# Provided records:
□ □ □ □ □

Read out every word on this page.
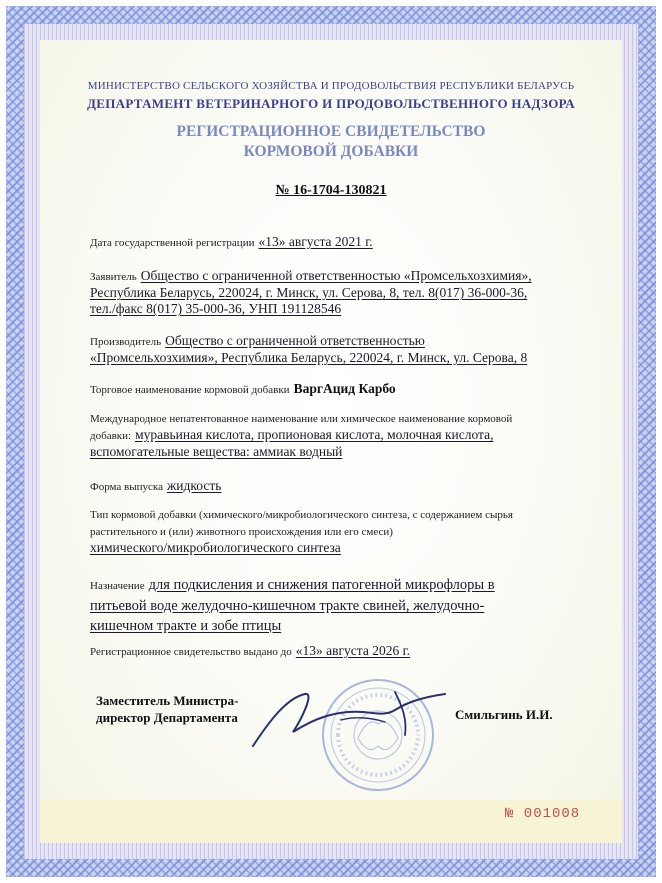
МИНИСТЕРСТВО СЕЛЬСКОГО ХОЗЯЙСТВА И ПРОДОВОЛЬСТВИЯ РЕСПУБЛИКИ БЕЛАРУСЬ
ДЕПАРТАМЕНТ ВЕТЕРИНАРНОГО И ПРОДОВОЛЬСТВЕННОГО НАДЗОРА
РЕГИСТРАЦИОННОЕ СВИДЕТЕЛЬСТВО
КОРМОВОЙ ДОБАВКИ
№ 16-1704-130821
Дата государственной регистрации «13» августа 2021 г.
Заявитель Общество с ограниченной ответственностью «Промсельхозхимия»,
Республика Беларусь, 220024, г. Минск, ул. Серова, 8, тел. 8(017) 36-000-36,
тел./факс 8(017) 35-000-36, УНП 191128546
Производитель Общество с ограниченной ответственностью
«Промсельхозхимия», Республика Беларусь, 220024, г. Минск, ул. Серова, 8
Торговое наименование кормовой добавки ВаргАцид Карбо
Международное непатентованное наименование или химическое наименование кормовой
добавки: муравьиная кислота, пропионовая кислота, молочная кислота,
вспомогательные вещества: аммиак водный
Форма выпуска жидкость
Тип кормовой добавки (химического/микробиологического синтеза, с содержанием сырья
растительного и (или) животного происхождения или его смеси)
химического/микробиологического синтеза
Назначение для подкисления и снижения патогенной микрофлоры в
питьевой воде желудочно-кишечном тракте свиней, желудочно-
кишечном тракте и зобе птицы
Регистрационное свидетельство выдано до «13» августа 2026 г.
Заместитель Министра-
директор Департамента	Смильгинь И.И.
№ 001008
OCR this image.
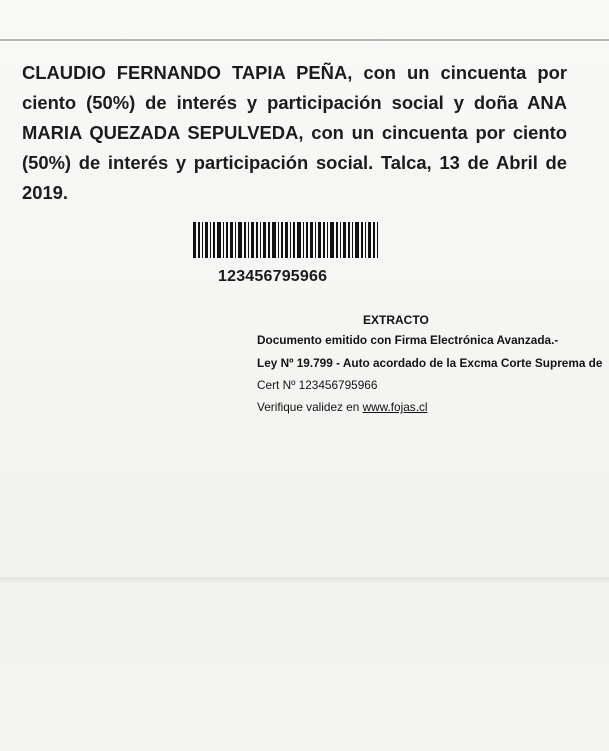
CLAUDIO FERNANDO TAPIA PEÑA, con un cincuenta por ciento (50%) de interés y participación social y doña ANA MARIA QUEZADA SEPULVEDA, con un cincuenta por ciento (50%) de interés y participación social. Talca, 13 de Abril de 2019.

123456795966
EXTRACTO
Documento emitido con Firma Electrónica Avanzada.-
Ley Nº 19.799 - Auto acordado de la Excma Corte Suprema de
Cert Nº 123456795966
Verifique validez en www.fojas.cl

□ □ □ □ □

Retype only the lines from the one with "OCR this image." through the final line of the entries, please, and keep the pictures out.

# Response to this exercise:
OCR this image.
CLAUDIO FERNANDO TAPIA PEÑA, con un cincuenta por ciento (50%) de interés y participación social y doña ANA MARIA QUEZADA SEPULVEDA, con un cincuenta por ciento (50%) de interés y participación social. Talca, 13 de Abril de 2019.

123456795966
EXTRACTO
Documento emitido con Firma Electrónica Avanzada.-
Ley Nº 19.799 - Auto acordado de la Excma Corte Suprema de
Cert Nº 123456795966
Verifique validez en www.fojas.cl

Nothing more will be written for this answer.